GIVEN TASK: Only a number is required: how many lines of the material contain the word "account"?

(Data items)
◆ ◆ ◆ ◆

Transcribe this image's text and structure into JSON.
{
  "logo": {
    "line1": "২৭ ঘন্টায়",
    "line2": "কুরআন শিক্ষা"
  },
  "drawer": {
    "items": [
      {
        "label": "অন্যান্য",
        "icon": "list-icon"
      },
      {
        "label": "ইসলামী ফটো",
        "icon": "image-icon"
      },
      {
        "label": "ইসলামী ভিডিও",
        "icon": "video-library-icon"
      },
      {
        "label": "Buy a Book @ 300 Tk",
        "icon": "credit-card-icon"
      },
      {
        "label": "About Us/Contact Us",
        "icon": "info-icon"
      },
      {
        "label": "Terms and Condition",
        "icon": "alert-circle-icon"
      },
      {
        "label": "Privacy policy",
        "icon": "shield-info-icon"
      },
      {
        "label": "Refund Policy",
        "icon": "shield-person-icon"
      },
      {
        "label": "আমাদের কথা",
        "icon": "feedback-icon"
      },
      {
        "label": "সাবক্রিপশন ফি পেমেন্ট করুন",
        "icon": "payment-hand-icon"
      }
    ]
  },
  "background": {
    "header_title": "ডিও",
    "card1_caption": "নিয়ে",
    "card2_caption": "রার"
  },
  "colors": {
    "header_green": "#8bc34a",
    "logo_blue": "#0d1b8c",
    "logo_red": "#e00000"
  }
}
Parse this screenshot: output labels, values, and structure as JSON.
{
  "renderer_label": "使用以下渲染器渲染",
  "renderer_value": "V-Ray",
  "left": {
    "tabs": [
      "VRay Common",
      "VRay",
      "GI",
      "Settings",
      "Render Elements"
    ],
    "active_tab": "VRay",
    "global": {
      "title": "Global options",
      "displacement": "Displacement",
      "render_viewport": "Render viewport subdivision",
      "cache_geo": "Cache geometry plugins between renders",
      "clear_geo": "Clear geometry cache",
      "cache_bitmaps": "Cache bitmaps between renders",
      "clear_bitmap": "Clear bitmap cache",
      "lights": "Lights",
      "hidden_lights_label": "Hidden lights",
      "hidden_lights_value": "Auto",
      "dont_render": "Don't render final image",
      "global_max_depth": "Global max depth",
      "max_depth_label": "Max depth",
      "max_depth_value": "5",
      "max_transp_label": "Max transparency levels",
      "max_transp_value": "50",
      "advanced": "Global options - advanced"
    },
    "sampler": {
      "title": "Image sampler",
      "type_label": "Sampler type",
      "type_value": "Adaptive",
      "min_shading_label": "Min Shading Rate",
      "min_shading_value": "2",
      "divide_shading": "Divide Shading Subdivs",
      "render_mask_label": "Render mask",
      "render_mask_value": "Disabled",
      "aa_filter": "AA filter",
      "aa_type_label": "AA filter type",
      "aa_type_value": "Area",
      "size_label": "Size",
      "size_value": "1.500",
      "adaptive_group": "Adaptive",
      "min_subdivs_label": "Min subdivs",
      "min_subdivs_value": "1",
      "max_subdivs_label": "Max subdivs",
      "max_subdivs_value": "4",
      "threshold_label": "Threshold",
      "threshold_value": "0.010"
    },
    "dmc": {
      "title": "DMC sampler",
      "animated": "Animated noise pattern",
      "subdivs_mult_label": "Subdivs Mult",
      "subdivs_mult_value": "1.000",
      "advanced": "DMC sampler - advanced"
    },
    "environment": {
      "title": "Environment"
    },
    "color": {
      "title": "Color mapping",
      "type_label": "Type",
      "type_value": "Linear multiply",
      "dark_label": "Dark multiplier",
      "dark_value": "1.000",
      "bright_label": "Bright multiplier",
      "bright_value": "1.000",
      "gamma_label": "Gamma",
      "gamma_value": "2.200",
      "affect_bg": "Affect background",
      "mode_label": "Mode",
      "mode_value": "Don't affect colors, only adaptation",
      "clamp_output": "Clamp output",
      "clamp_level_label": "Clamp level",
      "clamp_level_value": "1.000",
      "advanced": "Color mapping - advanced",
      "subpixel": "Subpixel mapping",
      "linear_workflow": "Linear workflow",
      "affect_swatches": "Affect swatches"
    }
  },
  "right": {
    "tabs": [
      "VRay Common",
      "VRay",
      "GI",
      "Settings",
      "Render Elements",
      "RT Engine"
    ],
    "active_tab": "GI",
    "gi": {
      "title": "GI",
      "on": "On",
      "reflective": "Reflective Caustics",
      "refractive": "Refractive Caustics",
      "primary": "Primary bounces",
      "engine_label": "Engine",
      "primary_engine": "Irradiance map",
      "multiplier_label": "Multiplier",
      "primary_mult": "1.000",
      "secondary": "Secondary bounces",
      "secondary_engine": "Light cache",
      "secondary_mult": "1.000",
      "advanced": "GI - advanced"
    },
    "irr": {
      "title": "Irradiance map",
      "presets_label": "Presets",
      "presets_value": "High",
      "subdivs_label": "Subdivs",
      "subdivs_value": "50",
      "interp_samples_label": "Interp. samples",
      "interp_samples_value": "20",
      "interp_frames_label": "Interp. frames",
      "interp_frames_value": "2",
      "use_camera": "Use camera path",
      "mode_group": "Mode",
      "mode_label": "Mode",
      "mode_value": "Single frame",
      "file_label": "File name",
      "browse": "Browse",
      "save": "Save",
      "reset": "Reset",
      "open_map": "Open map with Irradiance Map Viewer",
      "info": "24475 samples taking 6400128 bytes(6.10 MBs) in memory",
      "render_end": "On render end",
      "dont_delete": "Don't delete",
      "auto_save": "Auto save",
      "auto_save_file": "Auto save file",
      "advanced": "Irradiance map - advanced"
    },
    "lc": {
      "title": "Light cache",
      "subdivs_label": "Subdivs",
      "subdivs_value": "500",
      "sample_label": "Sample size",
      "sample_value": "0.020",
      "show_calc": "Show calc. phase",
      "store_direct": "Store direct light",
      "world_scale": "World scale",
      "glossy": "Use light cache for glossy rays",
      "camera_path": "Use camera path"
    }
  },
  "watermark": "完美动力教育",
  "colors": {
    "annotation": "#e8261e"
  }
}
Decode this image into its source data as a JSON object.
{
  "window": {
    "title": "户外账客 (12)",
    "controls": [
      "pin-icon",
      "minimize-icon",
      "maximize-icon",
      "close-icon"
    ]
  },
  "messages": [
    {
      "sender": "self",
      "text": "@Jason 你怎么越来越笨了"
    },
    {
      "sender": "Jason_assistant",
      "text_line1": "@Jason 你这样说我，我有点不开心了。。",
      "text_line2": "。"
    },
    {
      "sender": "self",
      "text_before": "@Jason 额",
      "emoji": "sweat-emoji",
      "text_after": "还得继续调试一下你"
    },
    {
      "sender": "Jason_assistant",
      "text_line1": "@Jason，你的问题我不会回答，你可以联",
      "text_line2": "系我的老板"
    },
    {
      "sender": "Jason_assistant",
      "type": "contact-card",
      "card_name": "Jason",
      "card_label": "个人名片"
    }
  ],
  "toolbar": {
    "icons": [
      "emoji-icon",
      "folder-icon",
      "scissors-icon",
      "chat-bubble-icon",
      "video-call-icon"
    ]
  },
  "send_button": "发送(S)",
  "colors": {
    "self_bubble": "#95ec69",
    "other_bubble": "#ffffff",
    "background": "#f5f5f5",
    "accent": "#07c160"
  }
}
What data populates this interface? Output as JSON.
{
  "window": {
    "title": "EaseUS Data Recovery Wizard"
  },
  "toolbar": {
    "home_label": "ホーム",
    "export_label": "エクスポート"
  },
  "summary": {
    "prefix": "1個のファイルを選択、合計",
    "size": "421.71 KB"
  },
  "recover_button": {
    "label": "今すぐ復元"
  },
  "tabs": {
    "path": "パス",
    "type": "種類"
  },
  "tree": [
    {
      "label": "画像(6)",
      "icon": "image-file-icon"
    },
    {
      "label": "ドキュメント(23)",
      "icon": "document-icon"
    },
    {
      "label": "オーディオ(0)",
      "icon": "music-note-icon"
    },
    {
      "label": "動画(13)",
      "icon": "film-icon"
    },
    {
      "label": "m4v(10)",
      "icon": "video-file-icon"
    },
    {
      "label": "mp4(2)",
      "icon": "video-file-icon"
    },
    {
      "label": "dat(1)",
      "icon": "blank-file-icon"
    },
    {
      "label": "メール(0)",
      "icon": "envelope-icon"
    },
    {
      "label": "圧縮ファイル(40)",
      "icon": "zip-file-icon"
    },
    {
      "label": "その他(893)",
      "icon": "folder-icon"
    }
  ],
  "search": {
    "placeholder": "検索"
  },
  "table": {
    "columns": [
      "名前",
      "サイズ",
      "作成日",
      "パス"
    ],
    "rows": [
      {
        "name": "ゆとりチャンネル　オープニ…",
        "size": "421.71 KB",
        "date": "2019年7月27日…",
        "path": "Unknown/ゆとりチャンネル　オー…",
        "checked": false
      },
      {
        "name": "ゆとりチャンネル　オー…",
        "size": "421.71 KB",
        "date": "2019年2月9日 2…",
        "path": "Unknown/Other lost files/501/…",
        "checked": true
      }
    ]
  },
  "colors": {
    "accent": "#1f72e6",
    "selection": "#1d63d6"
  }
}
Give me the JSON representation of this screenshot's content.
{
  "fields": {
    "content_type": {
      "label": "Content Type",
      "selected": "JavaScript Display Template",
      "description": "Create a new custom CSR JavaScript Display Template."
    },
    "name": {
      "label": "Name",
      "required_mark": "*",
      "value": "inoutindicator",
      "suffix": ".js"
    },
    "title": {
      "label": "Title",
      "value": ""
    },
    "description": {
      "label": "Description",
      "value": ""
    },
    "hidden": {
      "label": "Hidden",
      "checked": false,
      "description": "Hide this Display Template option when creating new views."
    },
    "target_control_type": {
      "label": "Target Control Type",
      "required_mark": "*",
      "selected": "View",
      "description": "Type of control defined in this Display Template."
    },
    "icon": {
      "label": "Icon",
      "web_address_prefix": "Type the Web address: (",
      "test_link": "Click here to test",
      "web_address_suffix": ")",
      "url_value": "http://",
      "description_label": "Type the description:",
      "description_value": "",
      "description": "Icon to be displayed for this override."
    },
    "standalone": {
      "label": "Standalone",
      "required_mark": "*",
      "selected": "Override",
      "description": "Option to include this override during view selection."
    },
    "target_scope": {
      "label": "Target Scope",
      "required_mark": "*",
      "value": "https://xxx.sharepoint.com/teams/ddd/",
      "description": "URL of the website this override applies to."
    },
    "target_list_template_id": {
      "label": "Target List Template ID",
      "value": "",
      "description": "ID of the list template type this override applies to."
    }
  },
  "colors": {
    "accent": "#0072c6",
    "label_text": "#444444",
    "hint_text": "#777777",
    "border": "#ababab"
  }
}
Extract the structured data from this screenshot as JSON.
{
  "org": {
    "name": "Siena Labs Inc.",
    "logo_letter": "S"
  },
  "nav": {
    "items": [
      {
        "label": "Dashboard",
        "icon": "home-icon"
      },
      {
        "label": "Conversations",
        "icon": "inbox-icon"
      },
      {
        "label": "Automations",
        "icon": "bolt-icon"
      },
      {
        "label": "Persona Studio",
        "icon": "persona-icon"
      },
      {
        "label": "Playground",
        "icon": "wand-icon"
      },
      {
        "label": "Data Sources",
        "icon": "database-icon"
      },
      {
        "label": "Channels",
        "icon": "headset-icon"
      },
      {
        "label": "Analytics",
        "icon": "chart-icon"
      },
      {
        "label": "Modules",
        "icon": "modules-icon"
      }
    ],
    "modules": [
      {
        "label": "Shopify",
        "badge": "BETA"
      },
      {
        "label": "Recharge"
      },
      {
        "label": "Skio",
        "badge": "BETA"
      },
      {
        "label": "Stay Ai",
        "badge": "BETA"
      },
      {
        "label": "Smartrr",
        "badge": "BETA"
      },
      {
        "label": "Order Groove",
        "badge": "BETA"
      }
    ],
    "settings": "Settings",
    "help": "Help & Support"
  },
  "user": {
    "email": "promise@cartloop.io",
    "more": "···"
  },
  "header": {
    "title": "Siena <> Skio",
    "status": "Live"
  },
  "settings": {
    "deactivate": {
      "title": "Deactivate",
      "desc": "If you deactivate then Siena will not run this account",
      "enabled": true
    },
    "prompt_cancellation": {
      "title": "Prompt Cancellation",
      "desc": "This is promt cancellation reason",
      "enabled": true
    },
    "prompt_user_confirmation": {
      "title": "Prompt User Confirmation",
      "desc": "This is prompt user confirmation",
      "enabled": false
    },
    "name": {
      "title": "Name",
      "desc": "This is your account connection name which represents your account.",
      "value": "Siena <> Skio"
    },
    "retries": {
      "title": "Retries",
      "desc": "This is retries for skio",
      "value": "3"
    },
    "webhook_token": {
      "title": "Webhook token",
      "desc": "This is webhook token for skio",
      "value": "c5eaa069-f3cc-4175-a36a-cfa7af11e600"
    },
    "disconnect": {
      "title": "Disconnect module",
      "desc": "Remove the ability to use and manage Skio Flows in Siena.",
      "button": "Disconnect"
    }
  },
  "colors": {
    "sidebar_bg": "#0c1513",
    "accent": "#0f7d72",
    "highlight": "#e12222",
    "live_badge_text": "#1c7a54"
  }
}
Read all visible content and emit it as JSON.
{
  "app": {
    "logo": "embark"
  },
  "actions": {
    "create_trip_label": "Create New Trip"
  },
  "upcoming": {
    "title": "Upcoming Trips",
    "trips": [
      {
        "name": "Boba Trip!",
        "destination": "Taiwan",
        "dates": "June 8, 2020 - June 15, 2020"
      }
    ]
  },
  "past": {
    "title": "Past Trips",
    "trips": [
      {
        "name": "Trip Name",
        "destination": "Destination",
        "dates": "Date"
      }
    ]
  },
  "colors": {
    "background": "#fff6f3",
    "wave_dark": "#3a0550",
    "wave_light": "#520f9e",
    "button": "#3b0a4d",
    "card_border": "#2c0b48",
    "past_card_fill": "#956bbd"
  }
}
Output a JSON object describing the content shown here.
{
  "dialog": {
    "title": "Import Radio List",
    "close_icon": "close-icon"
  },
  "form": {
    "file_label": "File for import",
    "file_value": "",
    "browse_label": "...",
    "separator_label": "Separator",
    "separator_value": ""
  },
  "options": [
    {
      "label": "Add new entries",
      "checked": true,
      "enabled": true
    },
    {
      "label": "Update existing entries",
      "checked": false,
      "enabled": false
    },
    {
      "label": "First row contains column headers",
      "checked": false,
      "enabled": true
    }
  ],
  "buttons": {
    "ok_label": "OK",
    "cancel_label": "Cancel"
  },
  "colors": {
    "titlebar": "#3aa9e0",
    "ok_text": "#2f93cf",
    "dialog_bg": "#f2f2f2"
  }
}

◆ ◆ ◆ ◆

OUTPUT OF THE TASK: 2